→ **WORK INSTRUCTIONS**
Omit all pictures, then retype the data exactly as given.
#### INPUT FOR THIS TASK
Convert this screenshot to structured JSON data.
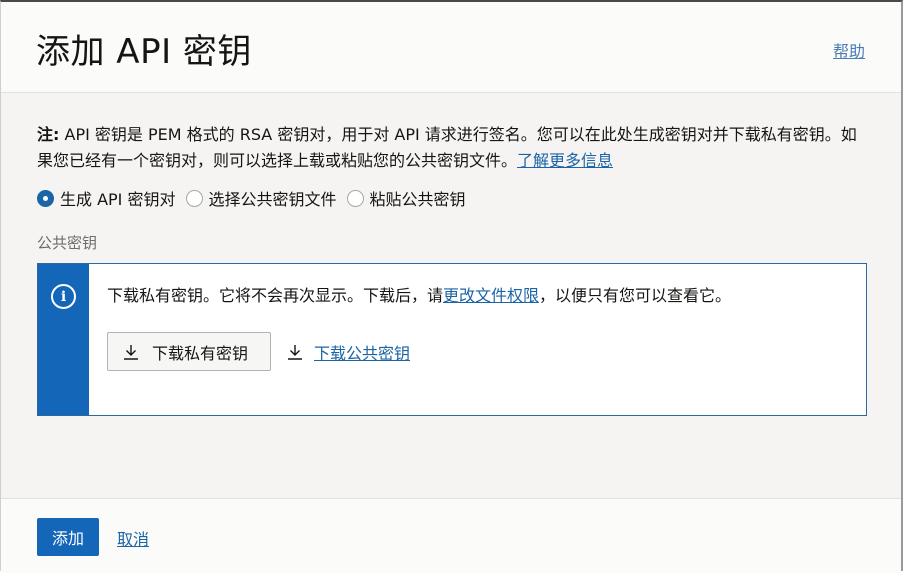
{
  "dialog": {
    "title": "添加 API 密钥",
    "help_link": "帮助"
  },
  "note": {
    "label": "注:",
    "text": " API 密钥是 PEM 格式的 RSA 密钥对，用于对 API 请求进行签名。您可以在此处生成密钥对并下载私有密钥。如果您已经有一个密钥对，则可以选择上载或粘贴您的公共密钥文件。",
    "learn_more_link": "了解更多信息"
  },
  "radio_options": [
    {
      "label": "生成 API 密钥对",
      "checked": true
    },
    {
      "label": "选择公共密钥文件",
      "checked": false
    },
    {
      "label": "粘贴公共密钥",
      "checked": false
    }
  ],
  "public_key_section": {
    "label": "公共密钥"
  },
  "info_box": {
    "icon": "info-icon",
    "icon_glyph": "i",
    "text_before": "下载私有密钥。它将不会再次显示。下载后，请",
    "permissions_link": "更改文件权限",
    "text_after": "，以便只有您可以查看它。",
    "download_private_label": "下载私有密钥",
    "download_public_label": "下载公共密钥"
  },
  "footer": {
    "add_button": "添加",
    "cancel_link": "取消"
  },
  "colors": {
    "primary": "#1366b8",
    "link": "#1b64a5",
    "info_border": "#2c6a9e"
  }
}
########
→ **CORRECT OUTPUT**
Convert this screenshot to structured JSON data.
{
  "dialog": {
    "title": "添加 API 密钥",
    "help_link": "帮助"
  },
  "note": {
    "label": "注:",
    "text": " API 密钥是 PEM 格式的 RSA 密钥对，用于对 API 请求进行签名。您可以在此处生成密钥对并下载私有密钥。如果您已经有一个密钥对，则可以选择上载或粘贴您的公共密钥文件。",
    "learn_more_link": "了解更多信息"
  },
  "radio_options": [
    {
      "label": "生成 API 密钥对",
      "checked": true
    },
    {
      "label": "选择公共密钥文件",
      "checked": false
    },
    {
      "label": "粘贴公共密钥",
      "checked": false
    }
  ],
  "public_key_section": {
    "label": "公共密钥"
  },
  "info_box": {
    "icon": "info-icon",
    "icon_glyph": "i",
    "text_before": "下载私有密钥。它将不会再次显示。下载后，请",
    "permissions_link": "更改文件权限",
    "text_after": "，以便只有您可以查看它。",
    "download_private_label": "下载私有密钥",
    "download_public_label": "下载公共密钥"
  },
  "footer": {
    "add_button": "添加",
    "cancel_link": "取消"
  },
  "colors": {
    "primary": "#1366b8",
    "link": "#1b64a5",
    "info_border": "#2c6a9e"
  }
}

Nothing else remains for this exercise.